> [Task requirements]:
Please arrange the stretch of the listing from its first line through the line containing "- axis-label: level: [24, 475, 45, 486]", both included, as a numbered list without any blank lines.

> [Given data]:
--------------------
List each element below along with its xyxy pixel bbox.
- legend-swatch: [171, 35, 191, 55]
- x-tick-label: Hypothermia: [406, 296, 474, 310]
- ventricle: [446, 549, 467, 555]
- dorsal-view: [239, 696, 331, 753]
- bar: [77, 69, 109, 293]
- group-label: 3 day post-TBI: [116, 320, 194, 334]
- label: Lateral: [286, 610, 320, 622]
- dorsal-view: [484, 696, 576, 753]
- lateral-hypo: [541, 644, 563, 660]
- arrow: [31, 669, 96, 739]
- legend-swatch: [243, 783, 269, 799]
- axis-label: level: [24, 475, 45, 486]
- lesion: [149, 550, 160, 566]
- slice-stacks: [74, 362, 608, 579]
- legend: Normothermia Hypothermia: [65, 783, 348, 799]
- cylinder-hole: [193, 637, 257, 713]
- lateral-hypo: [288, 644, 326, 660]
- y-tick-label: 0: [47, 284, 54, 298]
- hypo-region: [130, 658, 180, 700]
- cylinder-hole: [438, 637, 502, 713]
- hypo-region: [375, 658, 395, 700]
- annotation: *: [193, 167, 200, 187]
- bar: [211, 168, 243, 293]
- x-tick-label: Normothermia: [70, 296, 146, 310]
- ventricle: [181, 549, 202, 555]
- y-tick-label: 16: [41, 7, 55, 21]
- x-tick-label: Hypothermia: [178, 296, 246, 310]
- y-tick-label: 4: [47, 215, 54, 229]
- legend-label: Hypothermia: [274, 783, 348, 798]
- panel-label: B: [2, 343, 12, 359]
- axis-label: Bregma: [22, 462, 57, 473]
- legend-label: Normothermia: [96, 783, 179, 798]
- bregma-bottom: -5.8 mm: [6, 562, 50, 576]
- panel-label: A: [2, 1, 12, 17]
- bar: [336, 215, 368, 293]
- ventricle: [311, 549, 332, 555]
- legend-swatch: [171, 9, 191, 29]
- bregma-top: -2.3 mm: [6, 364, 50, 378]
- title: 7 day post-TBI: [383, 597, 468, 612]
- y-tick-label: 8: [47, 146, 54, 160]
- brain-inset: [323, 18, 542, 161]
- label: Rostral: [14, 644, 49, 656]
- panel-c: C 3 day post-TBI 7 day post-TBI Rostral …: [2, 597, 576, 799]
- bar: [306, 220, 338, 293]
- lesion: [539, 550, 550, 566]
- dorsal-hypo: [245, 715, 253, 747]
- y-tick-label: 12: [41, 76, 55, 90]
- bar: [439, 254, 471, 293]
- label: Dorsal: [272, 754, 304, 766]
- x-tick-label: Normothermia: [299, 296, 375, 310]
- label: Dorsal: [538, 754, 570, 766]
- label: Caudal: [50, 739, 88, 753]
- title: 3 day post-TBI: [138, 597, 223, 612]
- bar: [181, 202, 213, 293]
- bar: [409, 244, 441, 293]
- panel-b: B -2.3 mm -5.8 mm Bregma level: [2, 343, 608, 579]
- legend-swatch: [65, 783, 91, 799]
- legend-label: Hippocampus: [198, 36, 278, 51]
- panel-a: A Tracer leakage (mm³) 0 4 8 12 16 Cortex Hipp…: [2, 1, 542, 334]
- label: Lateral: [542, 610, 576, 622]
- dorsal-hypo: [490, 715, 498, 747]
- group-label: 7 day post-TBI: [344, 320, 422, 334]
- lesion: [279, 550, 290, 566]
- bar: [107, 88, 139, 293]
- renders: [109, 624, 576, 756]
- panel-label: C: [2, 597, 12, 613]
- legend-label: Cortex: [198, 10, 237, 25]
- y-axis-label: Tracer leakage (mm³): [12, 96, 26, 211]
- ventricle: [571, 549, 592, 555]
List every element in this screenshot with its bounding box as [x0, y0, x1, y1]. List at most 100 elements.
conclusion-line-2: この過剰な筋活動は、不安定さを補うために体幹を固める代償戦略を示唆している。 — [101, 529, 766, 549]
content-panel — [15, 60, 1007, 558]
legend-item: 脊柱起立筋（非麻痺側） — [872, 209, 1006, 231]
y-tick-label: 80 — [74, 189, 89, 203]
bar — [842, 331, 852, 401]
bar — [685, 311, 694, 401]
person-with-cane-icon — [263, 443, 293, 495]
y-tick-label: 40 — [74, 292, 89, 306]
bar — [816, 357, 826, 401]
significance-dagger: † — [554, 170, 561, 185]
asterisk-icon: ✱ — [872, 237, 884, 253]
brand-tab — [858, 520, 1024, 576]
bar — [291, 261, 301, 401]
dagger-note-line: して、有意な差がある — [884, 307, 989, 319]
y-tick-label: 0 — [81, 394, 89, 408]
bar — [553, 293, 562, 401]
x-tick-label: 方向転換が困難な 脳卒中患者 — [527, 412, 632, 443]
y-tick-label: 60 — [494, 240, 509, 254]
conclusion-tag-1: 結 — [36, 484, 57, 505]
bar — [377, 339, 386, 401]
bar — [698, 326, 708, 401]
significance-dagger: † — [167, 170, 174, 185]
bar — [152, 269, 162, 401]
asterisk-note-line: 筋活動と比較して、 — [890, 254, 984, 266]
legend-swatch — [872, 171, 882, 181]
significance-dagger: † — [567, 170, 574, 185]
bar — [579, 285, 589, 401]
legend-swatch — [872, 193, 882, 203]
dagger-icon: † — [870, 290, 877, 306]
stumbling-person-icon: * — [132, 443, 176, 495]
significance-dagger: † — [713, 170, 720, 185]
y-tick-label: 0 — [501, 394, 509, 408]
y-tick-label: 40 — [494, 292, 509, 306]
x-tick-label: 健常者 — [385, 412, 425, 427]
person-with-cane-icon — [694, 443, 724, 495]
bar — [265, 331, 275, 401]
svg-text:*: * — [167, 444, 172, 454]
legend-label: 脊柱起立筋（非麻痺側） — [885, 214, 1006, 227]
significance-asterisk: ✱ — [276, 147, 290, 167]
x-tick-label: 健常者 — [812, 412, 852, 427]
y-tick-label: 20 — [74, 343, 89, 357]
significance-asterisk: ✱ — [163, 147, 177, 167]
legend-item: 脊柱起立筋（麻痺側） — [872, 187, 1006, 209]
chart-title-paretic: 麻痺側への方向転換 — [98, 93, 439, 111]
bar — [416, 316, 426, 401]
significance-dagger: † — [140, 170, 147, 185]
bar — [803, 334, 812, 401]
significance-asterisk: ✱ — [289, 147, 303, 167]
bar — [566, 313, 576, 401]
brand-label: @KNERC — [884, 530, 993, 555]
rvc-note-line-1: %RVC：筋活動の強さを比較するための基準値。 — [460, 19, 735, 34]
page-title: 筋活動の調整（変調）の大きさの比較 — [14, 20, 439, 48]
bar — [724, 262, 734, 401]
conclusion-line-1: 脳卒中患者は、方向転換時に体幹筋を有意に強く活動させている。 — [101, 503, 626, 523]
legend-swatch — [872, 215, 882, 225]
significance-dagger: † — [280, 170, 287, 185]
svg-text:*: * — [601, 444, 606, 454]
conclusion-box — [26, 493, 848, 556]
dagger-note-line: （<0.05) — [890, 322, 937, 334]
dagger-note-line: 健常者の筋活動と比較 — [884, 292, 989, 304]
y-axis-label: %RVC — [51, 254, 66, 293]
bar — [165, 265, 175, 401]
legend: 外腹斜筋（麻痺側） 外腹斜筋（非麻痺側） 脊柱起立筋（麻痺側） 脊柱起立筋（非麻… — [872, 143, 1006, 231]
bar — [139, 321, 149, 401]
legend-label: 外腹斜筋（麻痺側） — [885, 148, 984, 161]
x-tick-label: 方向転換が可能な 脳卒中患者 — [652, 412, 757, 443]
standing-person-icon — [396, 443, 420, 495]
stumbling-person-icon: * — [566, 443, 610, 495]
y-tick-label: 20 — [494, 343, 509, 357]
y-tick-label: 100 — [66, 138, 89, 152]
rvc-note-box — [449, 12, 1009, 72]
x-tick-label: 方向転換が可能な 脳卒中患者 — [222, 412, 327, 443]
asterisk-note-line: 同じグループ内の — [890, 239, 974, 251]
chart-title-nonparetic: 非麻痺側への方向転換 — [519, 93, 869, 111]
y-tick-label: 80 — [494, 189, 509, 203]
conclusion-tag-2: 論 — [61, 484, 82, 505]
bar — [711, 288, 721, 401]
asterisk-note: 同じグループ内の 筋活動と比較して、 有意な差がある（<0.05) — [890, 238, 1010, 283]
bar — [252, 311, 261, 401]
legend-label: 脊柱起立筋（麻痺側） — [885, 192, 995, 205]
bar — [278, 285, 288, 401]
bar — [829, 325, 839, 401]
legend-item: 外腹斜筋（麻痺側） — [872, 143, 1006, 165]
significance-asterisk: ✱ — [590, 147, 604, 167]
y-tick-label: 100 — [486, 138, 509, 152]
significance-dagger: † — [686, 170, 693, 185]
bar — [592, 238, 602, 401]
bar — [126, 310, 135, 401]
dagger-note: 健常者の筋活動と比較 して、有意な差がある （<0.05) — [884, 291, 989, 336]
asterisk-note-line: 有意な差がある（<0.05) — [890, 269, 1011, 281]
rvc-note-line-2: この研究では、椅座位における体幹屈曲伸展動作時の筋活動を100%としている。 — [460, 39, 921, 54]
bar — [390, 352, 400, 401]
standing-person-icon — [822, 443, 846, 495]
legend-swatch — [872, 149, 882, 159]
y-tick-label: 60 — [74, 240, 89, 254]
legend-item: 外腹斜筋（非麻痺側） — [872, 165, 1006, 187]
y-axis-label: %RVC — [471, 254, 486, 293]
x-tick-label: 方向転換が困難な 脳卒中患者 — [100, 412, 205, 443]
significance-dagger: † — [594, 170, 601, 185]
--------------------
> [Result for this task]:
1. List each element below along with its xyxy pixel bbox.
2. - legend-swatch: [171, 35, 191, 55]
3. - x-tick-label: Hypothermia: [406, 296, 474, 310]
4. - ventricle: [446, 549, 467, 555]
5. - dorsal-view: [239, 696, 331, 753]
6. - bar: [77, 69, 109, 293]
7. - group-label: 3 day post-TBI: [116, 320, 194, 334]
8. - label: Lateral: [286, 610, 320, 622]
9. - dorsal-view: [484, 696, 576, 753]
10. - lateral-hypo: [541, 644, 563, 660]
11. - arrow: [31, 669, 96, 739]
12. - legend-swatch: [243, 783, 269, 799]
13. - axis-label: level: [24, 475, 45, 486]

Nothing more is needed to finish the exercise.